• Objective
Retype the line in which "Type out the text in this image." appears, then every line after it until the records end. Leave out the pictures.
::: Material
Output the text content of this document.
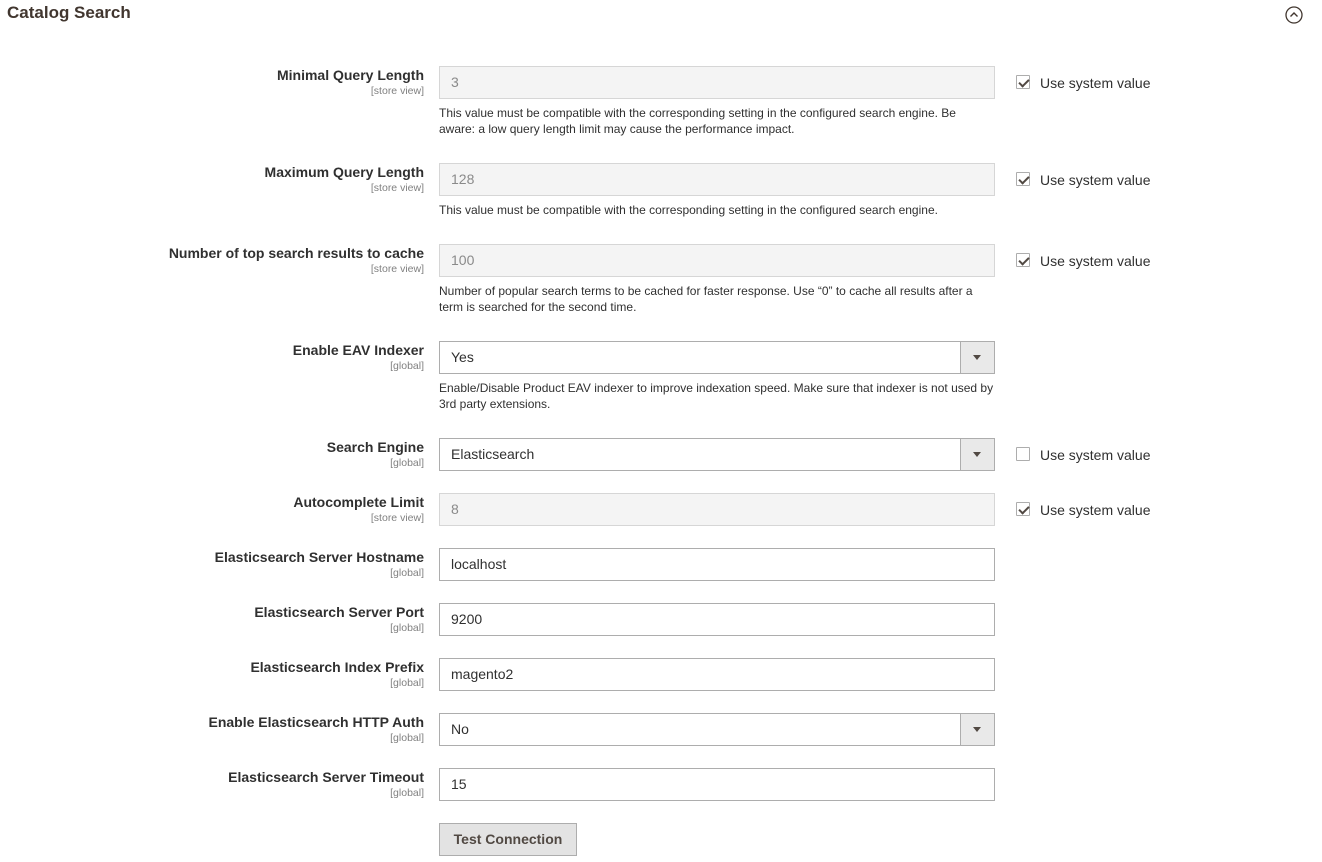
Catalog Search
Minimal Query Length
[store view]
3
This value must be compatible with the corresponding setting in the configured search engine. Be aware: a low query length limit may cause the performance impact.
Use system value
Maximum Query Length
[store view]
128
This value must be compatible with the corresponding setting in the configured search engine.
Use system value
Number of top search results to cache
[store view]
100
Number of popular search terms to be cached for faster response. Use “0” to cache all results after a term is searched for the second time.
Use system value
Enable EAV Indexer
[global]
Yes
Enable/Disable Product EAV indexer to improve indexation speed. Make sure that indexer is not used by 3rd party extensions.
Search Engine
[global]
Elasticsearch	Use system value
Autocomplete Limit
[store view]
8	Use system value
Elasticsearch Server Hostname
[global]
localhost
Elasticsearch Server Port
[global]
9200
Elasticsearch Index Prefix
[global]
magento2
Enable Elasticsearch HTTP Auth
[global]
No
Elasticsearch Server Timeout
[global]
15
Test Connection
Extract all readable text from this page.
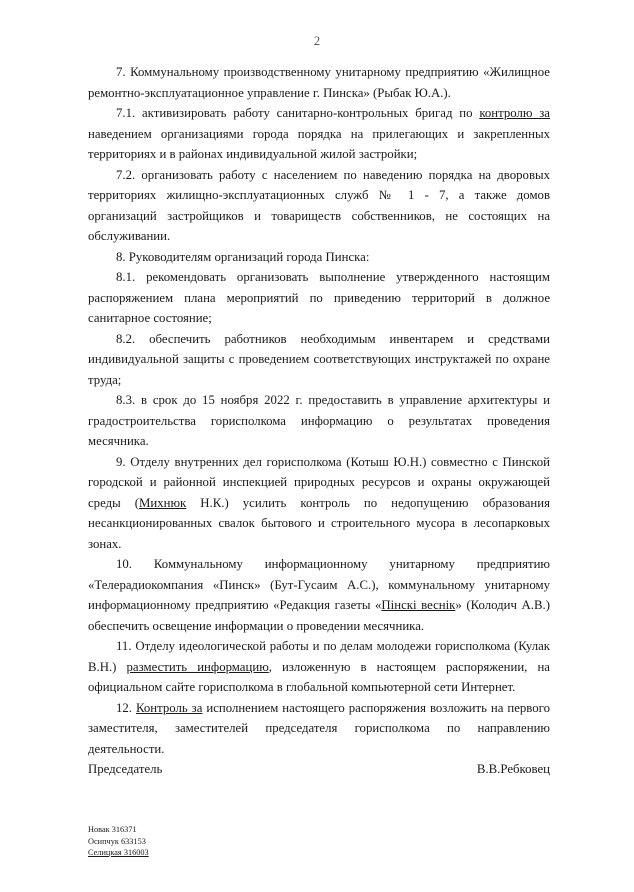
2

7. Коммунальному производственному унитарному предприятию «Жилищное ремонтно-эксплуатационное управление г. Пинска» (Рыбак Ю.А.).

7.1. активизировать работу санитарно-контрольных бригад по контролю за наведением организациями города порядка на прилегающих и закрепленных территориях и в районах индивидуальной жилой застройки;

7.2. организовать работу с населением по наведению порядка на дворовых территориях жилищно-эксплуатационных служб № 1 - 7, а также домов организаций застройщиков и товариществ собственников, не состоящих на обслуживании.

8. Руководителям организаций города Пинска:

8.1. рекомендовать организовать выполнение утвержденного настоящим распоряжением плана мероприятий по приведению территорий в должное санитарное состояние;

8.2. обеспечить работников необходимым инвентарем и средствами индивидуальной защиты с проведением соответствующих инструктажей по охране труда;

8.3. в срок до 15 ноября 2022 г. предоставить в управление архитектуры и градостроительства горисполкома информацию о результатах проведения месячника.

9. Отделу внутренних дел горисполкома (Котыш Ю.Н.) совместно с Пинской городской и районной инспекцией природных ресурсов и охраны окружающей среды (Михнюк Н.К.) усилить контроль по недопущению образования несанкционированных свалок бытового и строительного мусора в лесопарковых зонах.

10. Коммунальному информационному унитарному предприятию «Телерадиокомпания «Пинск» (Бут-Гусаим А.С.), коммунальному унитарному информационному предприятию «Редакция газеты «Пінскі веснік» (Колодич А.В.) обеспечить освещение информации о проведении месячника.

11. Отделу идеологической работы и по делам молодежи горисполкома (Кулак В.Н.) разместить информацию, изложенную в настоящем распоряжении, на официальном сайте горисполкома в глобальной компьютерной сети Интернет.

12. Контроль за исполнением настоящего распоряжения возложить на первого заместителя, заместителей председателя горисполкома по направлению деятельности.

Председатель	В.В.Ребковец
Новак 316371
Осипчук 633153
Селицкая 316003
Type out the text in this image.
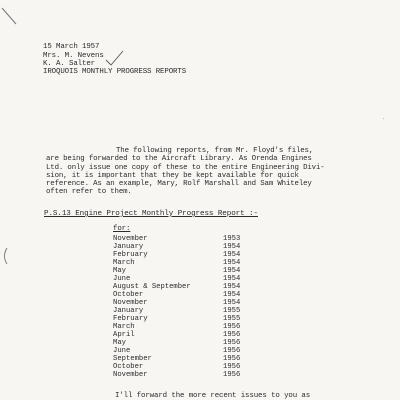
.
15 March 1957
Mrs. M. Nevens
K. A. Salter
IROQUOIS MONTHLY PROGRESS REPORTS
The following reports, from Mr. Floyd's files,
are being forwarded to the Aircraft Library. As Orenda Engines
Ltd. only issue one copy of these to the entire Engineering Divi-
sion, it is important that they be kept available for quick
reference. As an example, Mary, Rolf Marshall and Sam Whiteley
often refer to them.
P.S.13 Engine Project Monthly Progress Report :-
for:
November	1953
January	1954
February	1954
March	1954
May	1954
June	1954
August & September	1954
October	1954
November	1954
January	1955
February	1955
March	1956
April	1956
May	1956
June	1956
September	1956
October	1956
November	1956
I'll forward the more recent issues to you as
::::::
• Response
Type out the text in this image.
.
15 March 1957
Mrs. M. Nevens
K. A. Salter
IROQUOIS MONTHLY PROGRESS REPORTS
The following reports, from Mr. Floyd's files,
are being forwarded to the Aircraft Library. As Orenda Engines
Ltd. only issue one copy of these to the entire Engineering Divi-
sion, it is important that they be kept available for quick
reference. As an example, Mary, Rolf Marshall and Sam Whiteley
often refer to them.
P.S.13 Engine Project Monthly Progress Report :-
for:
November	1953
January	1954
February	1954
March	1954
May	1954
June	1954
August & September	1954
October	1954
November	1954
January	1955
February	1955
March	1956
April	1956
May	1956
June	1956
September	1956
October	1956
November	1956
I'll forward the more recent issues to you as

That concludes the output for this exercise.